<<<<
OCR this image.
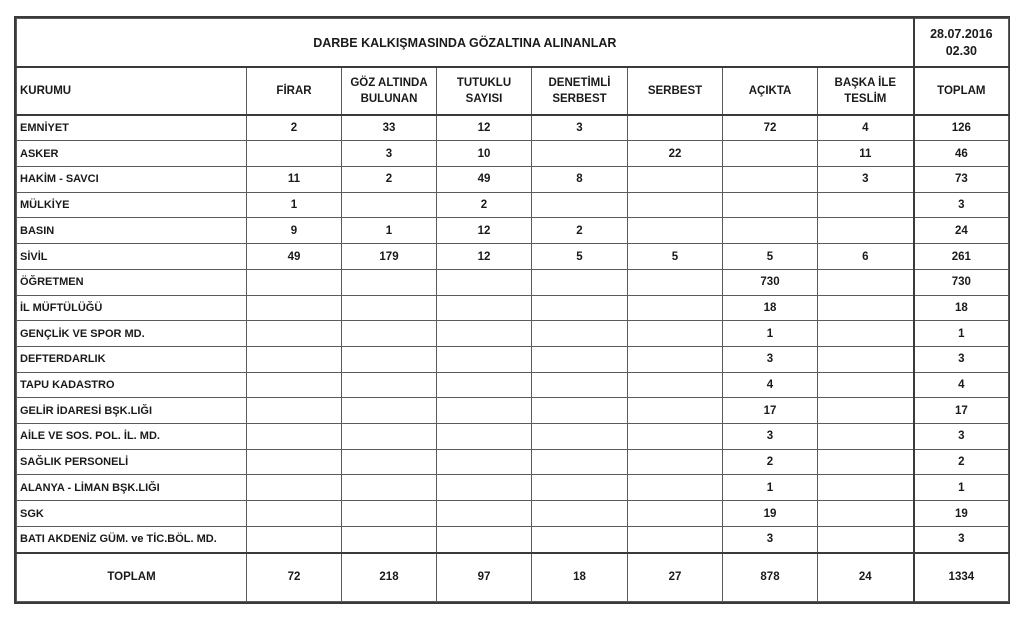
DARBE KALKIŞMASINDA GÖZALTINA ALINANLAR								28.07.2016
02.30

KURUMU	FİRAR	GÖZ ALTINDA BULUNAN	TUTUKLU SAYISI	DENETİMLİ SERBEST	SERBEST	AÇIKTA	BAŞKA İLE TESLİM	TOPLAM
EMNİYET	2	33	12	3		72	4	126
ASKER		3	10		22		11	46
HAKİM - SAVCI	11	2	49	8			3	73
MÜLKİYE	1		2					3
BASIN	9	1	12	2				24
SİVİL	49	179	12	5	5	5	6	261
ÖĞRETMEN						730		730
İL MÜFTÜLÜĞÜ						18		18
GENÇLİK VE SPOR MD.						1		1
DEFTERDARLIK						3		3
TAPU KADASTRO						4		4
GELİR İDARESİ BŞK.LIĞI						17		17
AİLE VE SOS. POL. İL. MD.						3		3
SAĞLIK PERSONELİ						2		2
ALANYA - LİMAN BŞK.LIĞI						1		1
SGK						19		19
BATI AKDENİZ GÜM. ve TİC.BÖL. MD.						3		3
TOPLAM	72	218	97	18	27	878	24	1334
>>>>
<<<<
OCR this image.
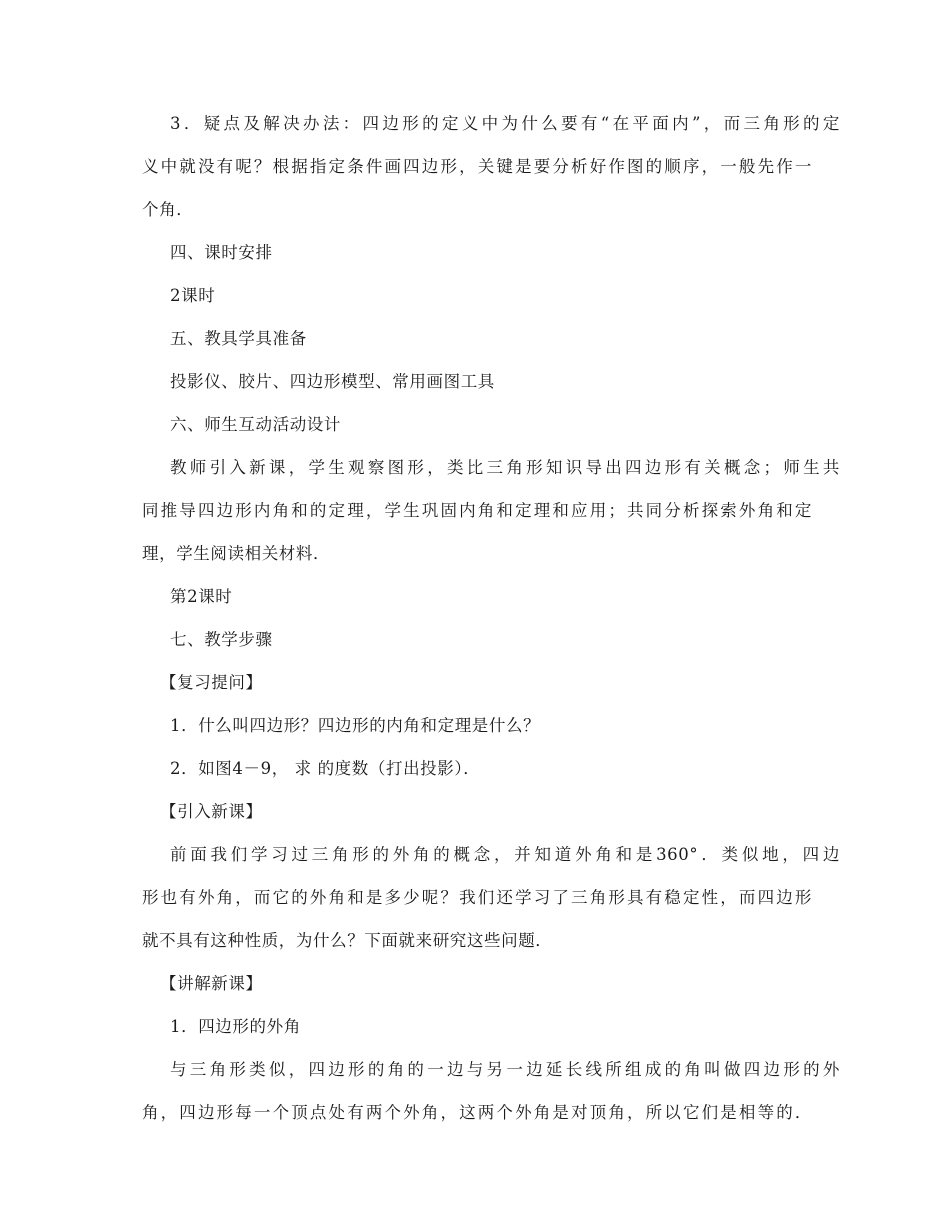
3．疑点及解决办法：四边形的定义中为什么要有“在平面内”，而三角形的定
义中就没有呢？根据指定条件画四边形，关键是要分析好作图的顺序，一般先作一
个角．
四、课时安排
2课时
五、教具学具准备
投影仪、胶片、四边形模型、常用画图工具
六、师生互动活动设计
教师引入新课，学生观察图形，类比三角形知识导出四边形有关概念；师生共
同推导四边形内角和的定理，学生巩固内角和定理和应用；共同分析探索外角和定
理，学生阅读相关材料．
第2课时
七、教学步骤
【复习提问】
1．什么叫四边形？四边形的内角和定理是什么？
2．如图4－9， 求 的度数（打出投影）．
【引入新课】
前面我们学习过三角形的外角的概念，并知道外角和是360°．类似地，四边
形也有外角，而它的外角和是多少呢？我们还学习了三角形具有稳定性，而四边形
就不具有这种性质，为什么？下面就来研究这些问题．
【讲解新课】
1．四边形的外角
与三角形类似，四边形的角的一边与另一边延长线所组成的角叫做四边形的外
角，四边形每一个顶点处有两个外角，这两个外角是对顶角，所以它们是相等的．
>>>>
_PROBLEM_:
For this exercise, gather every line of the data that contains the word "TOPLAM".

_CORRECT RESPONSE_:
KURUMU	FİRAR	GÖZ ALTINDA BULUNAN	TUTUKLU SAYISI	DENETİMLİ SERBEST	SERBEST	AÇIKTA	BAŞKA İLE TESLİM	TOPLAM
TOPLAM	72	218	97	18	27	878	24	1334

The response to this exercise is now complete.